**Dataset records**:

++++++++

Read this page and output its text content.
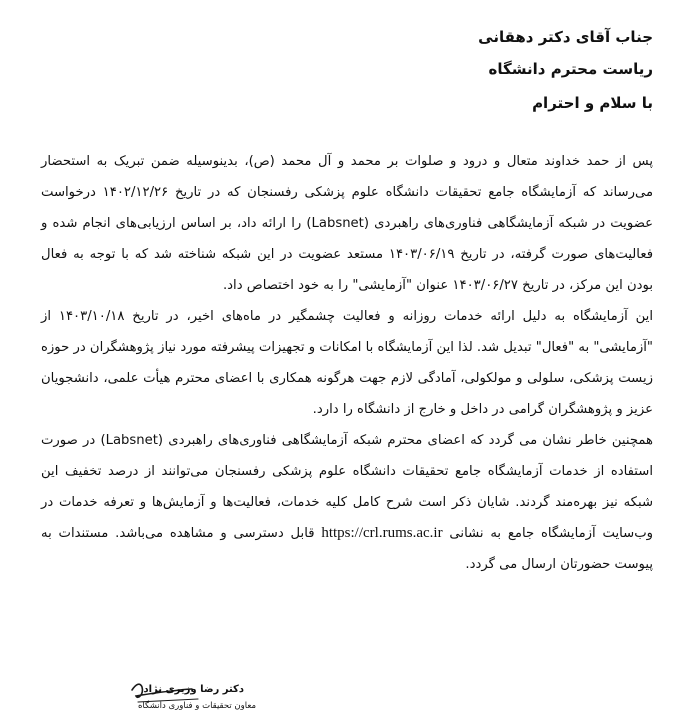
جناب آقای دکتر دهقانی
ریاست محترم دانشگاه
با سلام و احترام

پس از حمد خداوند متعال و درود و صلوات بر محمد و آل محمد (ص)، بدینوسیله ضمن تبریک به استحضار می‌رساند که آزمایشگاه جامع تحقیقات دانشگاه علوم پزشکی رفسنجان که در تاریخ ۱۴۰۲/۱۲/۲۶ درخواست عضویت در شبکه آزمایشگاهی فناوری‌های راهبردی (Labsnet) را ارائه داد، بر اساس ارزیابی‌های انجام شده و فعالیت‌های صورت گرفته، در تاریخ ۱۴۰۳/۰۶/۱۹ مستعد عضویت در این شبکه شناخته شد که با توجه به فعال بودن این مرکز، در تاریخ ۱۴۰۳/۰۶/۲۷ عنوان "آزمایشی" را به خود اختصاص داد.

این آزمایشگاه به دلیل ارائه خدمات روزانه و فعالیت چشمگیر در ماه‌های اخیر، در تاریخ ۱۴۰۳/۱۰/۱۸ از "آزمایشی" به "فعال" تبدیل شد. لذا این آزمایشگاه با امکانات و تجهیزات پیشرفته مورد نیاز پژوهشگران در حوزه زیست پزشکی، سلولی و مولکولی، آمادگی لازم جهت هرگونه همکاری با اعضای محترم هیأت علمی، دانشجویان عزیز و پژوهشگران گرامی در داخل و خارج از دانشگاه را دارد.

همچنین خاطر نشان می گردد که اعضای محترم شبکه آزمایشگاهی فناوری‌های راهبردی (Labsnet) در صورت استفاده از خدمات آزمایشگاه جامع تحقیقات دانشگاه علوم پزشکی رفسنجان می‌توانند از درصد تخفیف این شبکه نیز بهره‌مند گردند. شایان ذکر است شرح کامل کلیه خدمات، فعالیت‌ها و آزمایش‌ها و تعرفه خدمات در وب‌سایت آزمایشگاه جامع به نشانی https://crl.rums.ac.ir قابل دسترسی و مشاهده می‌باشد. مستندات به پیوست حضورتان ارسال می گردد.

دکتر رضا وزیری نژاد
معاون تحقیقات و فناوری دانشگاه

++++++++

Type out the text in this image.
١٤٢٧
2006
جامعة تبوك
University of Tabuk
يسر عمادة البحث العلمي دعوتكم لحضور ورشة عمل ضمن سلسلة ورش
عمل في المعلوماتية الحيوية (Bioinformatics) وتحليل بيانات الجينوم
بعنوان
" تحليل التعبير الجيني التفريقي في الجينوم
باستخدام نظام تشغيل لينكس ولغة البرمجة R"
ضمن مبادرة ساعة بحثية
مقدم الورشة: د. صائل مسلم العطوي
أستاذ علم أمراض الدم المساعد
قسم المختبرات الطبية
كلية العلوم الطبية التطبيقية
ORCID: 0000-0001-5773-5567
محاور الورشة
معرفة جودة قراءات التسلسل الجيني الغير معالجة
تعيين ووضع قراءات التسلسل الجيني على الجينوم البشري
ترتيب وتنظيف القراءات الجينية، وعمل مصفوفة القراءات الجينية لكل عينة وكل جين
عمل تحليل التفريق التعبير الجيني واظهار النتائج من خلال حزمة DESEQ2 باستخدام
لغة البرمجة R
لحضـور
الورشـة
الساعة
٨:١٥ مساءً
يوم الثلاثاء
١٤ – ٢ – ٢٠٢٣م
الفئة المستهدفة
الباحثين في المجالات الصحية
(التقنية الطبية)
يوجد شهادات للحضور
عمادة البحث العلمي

++++++++

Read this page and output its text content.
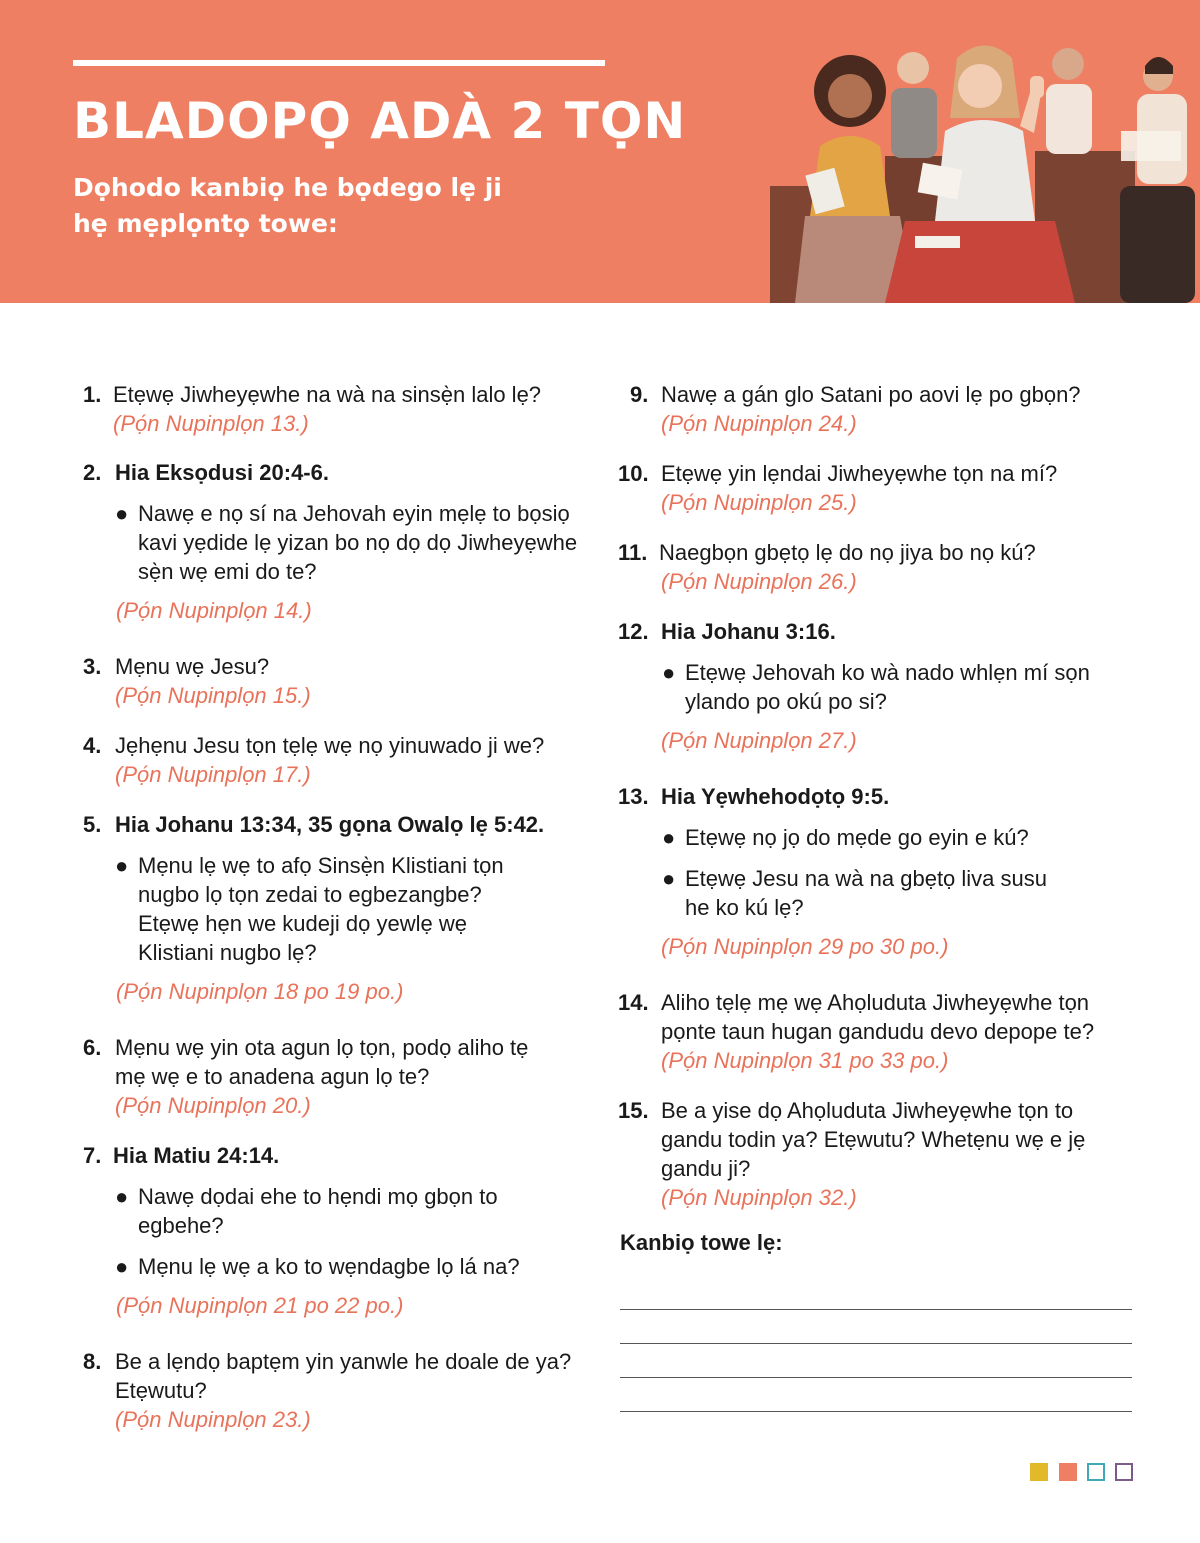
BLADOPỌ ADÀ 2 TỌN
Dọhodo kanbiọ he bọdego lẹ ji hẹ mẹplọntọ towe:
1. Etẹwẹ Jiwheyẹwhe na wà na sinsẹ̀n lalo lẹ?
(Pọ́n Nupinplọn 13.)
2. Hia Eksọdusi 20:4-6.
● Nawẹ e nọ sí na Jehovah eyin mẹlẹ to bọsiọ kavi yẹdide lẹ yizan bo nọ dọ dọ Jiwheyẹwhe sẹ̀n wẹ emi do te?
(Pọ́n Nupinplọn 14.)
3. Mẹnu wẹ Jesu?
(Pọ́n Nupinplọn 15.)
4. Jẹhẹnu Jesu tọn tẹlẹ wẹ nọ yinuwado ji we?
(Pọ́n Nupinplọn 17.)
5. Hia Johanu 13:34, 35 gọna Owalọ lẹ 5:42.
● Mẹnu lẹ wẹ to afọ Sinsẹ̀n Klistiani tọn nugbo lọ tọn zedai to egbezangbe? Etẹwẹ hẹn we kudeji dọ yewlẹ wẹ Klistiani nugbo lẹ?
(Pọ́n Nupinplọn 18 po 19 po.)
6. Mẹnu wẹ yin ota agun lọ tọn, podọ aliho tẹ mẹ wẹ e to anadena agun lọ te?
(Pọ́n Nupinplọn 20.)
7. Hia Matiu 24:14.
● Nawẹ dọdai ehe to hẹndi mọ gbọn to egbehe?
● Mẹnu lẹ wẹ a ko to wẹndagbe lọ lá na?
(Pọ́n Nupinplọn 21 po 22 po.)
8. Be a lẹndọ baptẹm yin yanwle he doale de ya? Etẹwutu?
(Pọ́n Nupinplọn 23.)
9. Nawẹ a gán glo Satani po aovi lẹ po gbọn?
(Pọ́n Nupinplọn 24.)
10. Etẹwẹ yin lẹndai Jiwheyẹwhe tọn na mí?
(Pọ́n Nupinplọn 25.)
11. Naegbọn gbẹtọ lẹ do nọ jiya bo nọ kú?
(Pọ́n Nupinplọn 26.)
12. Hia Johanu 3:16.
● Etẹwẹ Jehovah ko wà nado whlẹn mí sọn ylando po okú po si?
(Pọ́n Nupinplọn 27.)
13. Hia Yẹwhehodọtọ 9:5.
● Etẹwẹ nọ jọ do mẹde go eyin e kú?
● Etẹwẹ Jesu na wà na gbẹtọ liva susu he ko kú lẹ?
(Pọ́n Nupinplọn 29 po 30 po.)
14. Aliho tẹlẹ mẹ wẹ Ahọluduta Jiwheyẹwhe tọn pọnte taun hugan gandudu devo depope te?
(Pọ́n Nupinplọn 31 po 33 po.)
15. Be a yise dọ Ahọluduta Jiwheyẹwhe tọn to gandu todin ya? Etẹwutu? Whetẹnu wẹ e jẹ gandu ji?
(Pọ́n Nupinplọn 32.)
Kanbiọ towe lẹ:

++++++++

**The problem**: Search the records for the word "Ahọluduta" and copy every line where it occurs.

**Task result**:
14. Aliho tẹlẹ mẹ wẹ Ahọluduta Jiwheyẹwhe tọn pọnte taun hugan gandudu devo depope te?
15. Be a yise dọ Ahọluduta Jiwheyẹwhe tọn to gandu todin ya? Etẹwutu? Whetẹnu wẹ e jẹ gandu ji?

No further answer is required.